§ RECORD SET
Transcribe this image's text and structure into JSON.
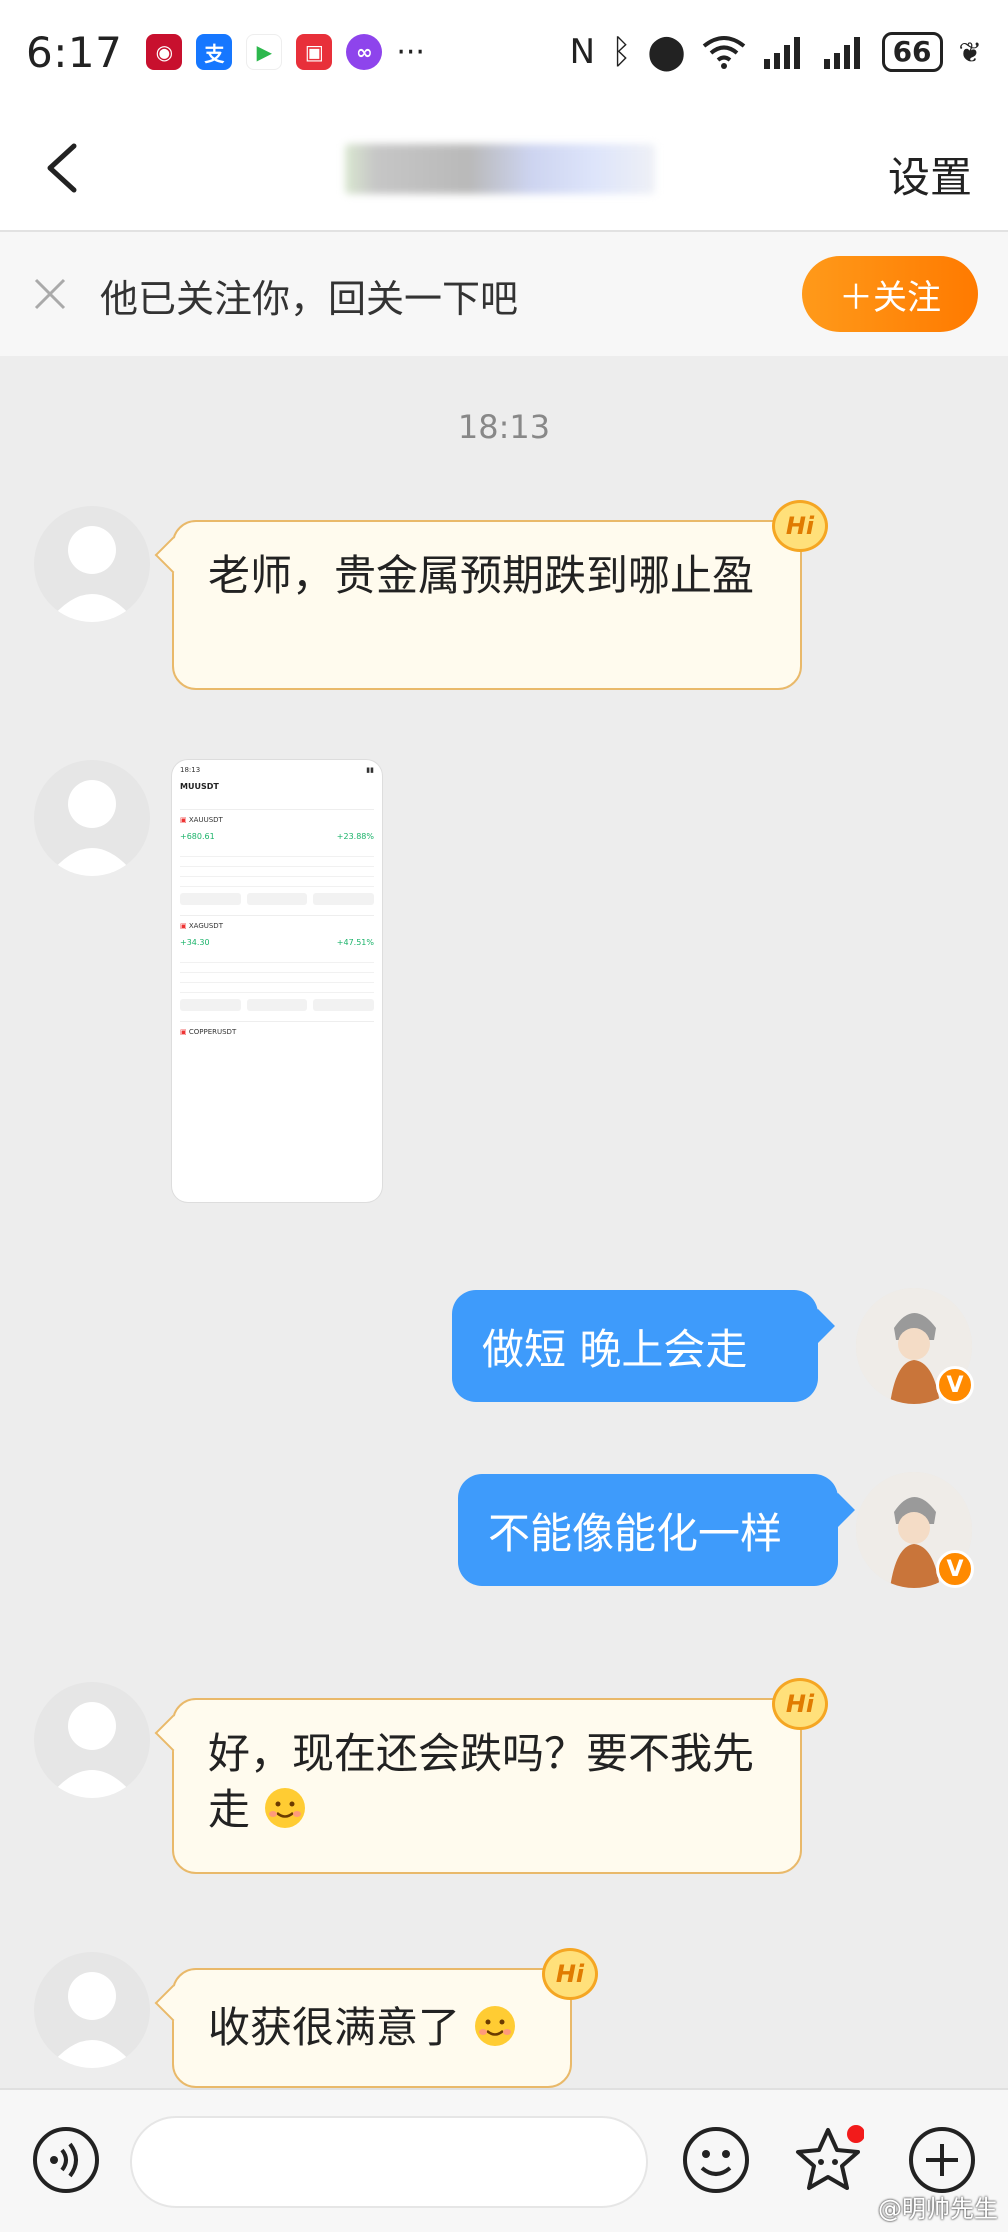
{
  "status_bar": {
    "time": "6:17",
    "more_dots": "···",
    "battery": "66"
  },
  "nav": {
    "settings_label": "设置"
  },
  "follow_bar": {
    "text": "他已关注你，回关一下吧",
    "button_label": "＋关注",
    "button_color": "#ff8a00"
  },
  "chat": {
    "timestamp": "18:13",
    "messages": [
      {
        "side": "left",
        "text": "老师，贵金属预期跌到哪止盈"
      },
      {
        "side": "left",
        "type": "image"
      },
      {
        "side": "right",
        "text": "做短  晚上会走"
      },
      {
        "side": "right",
        "text": "不能像能化一样"
      },
      {
        "side": "left",
        "text": "好，现在还会跌吗？要不我先走"
      },
      {
        "side": "left",
        "text": "收获很满意了"
      }
    ],
    "hi_badge": "Hi",
    "verified_badge": "V",
    "bubble_right_color": "#3e9bfb",
    "bubble_left_color": "#fffbee"
  },
  "screenshot_thumb": {
    "title": "MUUSDT",
    "rows": [
      {
        "name": "XAUUSDT",
        "value": "+680.61",
        "pct": "+23.88%"
      },
      {
        "name": "XAGUSDT",
        "value": "+34.30",
        "pct": "+47.51%"
      },
      {
        "name": "COPPERUSDT",
        "value": "",
        "pct": ""
      }
    ]
  },
  "input_bar": {
    "icons": [
      "voice-icon",
      "emoji-icon",
      "sticker-icon",
      "plus-icon"
    ]
  },
  "watermark": "@明帅先生"
}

§ STATED TASK
Print all entries exactly. The images do not belong in the copy.

§ TASK RESULT
Transcribe this image's text and structure into JSON.
{
  "status_bar": {
    "time": "6:17",
    "more_dots": "···",
    "battery": "66"
  },
  "nav": {
    "settings_label": "设置"
  },
  "follow_bar": {
    "text": "他已关注你，回关一下吧",
    "button_label": "＋关注",
    "button_color": "#ff8a00"
  },
  "chat": {
    "timestamp": "18:13",
    "messages": [
      {
        "side": "left",
        "text": "老师，贵金属预期跌到哪止盈"
      },
      {
        "side": "left",
        "type": "image"
      },
      {
        "side": "right",
        "text": "做短  晚上会走"
      },
      {
        "side": "right",
        "text": "不能像能化一样"
      },
      {
        "side": "left",
        "text": "好，现在还会跌吗？要不我先走"
      },
      {
        "side": "left",
        "text": "收获很满意了"
      }
    ],
    "hi_badge": "Hi",
    "verified_badge": "V",
    "bubble_right_color": "#3e9bfb",
    "bubble_left_color": "#fffbee"
  },
  "screenshot_thumb": {
    "title": "MUUSDT",
    "rows": [
      {
        "name": "XAUUSDT",
        "value": "+680.61",
        "pct": "+23.88%"
      },
      {
        "name": "XAGUSDT",
        "value": "+34.30",
        "pct": "+47.51%"
      },
      {
        "name": "COPPERUSDT",
        "value": "",
        "pct": ""
      }
    ]
  },
  "input_bar": {
    "icons": [
      "voice-icon",
      "emoji-icon",
      "sticker-icon",
      "plus-icon"
    ]
  },
  "watermark": "@明帅先生"
}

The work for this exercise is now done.